**WHAT TO DO**
Copy out the data below verbatim.

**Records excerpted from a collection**
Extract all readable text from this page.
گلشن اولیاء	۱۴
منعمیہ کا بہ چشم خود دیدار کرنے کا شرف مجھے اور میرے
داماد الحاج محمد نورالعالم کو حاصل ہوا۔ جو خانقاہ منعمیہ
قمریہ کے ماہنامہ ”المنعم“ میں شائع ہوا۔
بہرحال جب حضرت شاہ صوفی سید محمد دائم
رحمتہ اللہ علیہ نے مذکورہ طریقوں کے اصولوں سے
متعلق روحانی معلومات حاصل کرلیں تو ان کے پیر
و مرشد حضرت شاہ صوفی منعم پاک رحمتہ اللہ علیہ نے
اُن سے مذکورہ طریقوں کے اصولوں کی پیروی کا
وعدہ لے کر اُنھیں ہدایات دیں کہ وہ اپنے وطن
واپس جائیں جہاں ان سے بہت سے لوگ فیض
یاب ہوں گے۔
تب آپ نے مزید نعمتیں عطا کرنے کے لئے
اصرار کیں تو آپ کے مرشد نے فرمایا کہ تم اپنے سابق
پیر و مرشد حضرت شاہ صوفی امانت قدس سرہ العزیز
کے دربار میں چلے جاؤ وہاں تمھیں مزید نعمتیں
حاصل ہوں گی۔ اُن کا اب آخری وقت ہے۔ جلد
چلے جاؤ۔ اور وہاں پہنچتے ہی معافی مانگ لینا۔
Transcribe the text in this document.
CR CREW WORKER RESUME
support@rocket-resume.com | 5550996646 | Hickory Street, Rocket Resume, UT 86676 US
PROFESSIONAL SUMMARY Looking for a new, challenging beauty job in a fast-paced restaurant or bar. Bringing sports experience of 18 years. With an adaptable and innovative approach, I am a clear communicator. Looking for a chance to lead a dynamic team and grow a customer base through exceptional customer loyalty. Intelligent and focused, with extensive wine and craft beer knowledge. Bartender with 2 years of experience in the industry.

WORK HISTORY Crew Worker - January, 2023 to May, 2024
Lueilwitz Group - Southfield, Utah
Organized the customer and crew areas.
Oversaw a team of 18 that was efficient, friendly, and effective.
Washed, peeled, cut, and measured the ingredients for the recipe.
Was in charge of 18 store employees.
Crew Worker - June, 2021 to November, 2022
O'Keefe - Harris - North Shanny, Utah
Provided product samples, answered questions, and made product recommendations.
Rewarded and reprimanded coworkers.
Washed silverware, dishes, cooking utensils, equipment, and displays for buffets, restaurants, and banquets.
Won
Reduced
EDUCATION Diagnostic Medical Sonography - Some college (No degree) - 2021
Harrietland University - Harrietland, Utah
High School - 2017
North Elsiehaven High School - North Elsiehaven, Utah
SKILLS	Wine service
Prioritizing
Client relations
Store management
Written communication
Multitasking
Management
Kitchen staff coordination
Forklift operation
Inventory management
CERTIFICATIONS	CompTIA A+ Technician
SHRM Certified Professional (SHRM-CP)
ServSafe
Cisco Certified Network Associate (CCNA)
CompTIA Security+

**RESULT OF THE EXERCISE**
Extract all readable text from this page.
گلشن اولیاء	۱۴
منعمیہ کا بہ چشم خود دیدار کرنے کا شرف مجھے اور میرے
داماد الحاج محمد نورالعالم کو حاصل ہوا۔ جو خانقاہ منعمیہ
قمریہ کے ماہنامہ ”المنعم“ میں شائع ہوا۔
بہرحال جب حضرت شاہ صوفی سید محمد دائم
رحمتہ اللہ علیہ نے مذکورہ طریقوں کے اصولوں سے
متعلق روحانی معلومات حاصل کرلیں تو ان کے پیر
و مرشد حضرت شاہ صوفی منعم پاک رحمتہ اللہ علیہ نے
اُن سے مذکورہ طریقوں کے اصولوں کی پیروی کا
وعدہ لے کر اُنھیں ہدایات دیں کہ وہ اپنے وطن
واپس جائیں جہاں ان سے بہت سے لوگ فیض
یاب ہوں گے۔
تب آپ نے مزید نعمتیں عطا کرنے کے لئے
اصرار کیں تو آپ کے مرشد نے فرمایا کہ تم اپنے سابق
پیر و مرشد حضرت شاہ صوفی امانت قدس سرہ العزیز
کے دربار میں چلے جاؤ وہاں تمھیں مزید نعمتیں
حاصل ہوں گی۔ اُن کا اب آخری وقت ہے۔ جلد
چلے جاؤ۔ اور وہاں پہنچتے ہی معافی مانگ لینا۔
Transcribe the text in this document.
CR CREW WORKER RESUME
support@rocket-resume.com | 5550996646 | Hickory Street, Rocket Resume, UT 86676 US
PROFESSIONAL SUMMARY Looking for a new, challenging beauty job in a fast-paced restaurant or bar. Bringing sports experience of 18 years. With an adaptable and innovative approach, I am a clear communicator. Looking for a chance to lead a dynamic team and grow a customer base through exceptional customer loyalty. Intelligent and focused, with extensive wine and craft beer knowledge. Bartender with 2 years of experience in the industry.

WORK HISTORY Crew Worker - January, 2023 to May, 2024
Lueilwitz Group - Southfield, Utah
Organized the customer and crew areas.
Oversaw a team of 18 that was efficient, friendly, and effective.
Washed, peeled, cut, and measured the ingredients for the recipe.
Was in charge of 18 store employees.
Crew Worker - June, 2021 to November, 2022
O'Keefe - Harris - North Shanny, Utah
Provided product samples, answered questions, and made product recommendations.
Rewarded and reprimanded coworkers.
Washed silverware, dishes, cooking utensils, equipment, and displays for buffets, restaurants, and banquets.
Won
Reduced
EDUCATION Diagnostic Medical Sonography - Some college (No degree) - 2021
Harrietland University - Harrietland, Utah
High School - 2017
North Elsiehaven High School - North Elsiehaven, Utah
SKILLS	Wine service
Prioritizing
Client relations
Store management
Written communication
Multitasking
Management
Kitchen staff coordination
Forklift operation
Inventory management
CERTIFICATIONS	CompTIA A+ Technician
SHRM Certified Professional (SHRM-CP)
ServSafe
Cisco Certified Network Associate (CCNA)
CompTIA Security+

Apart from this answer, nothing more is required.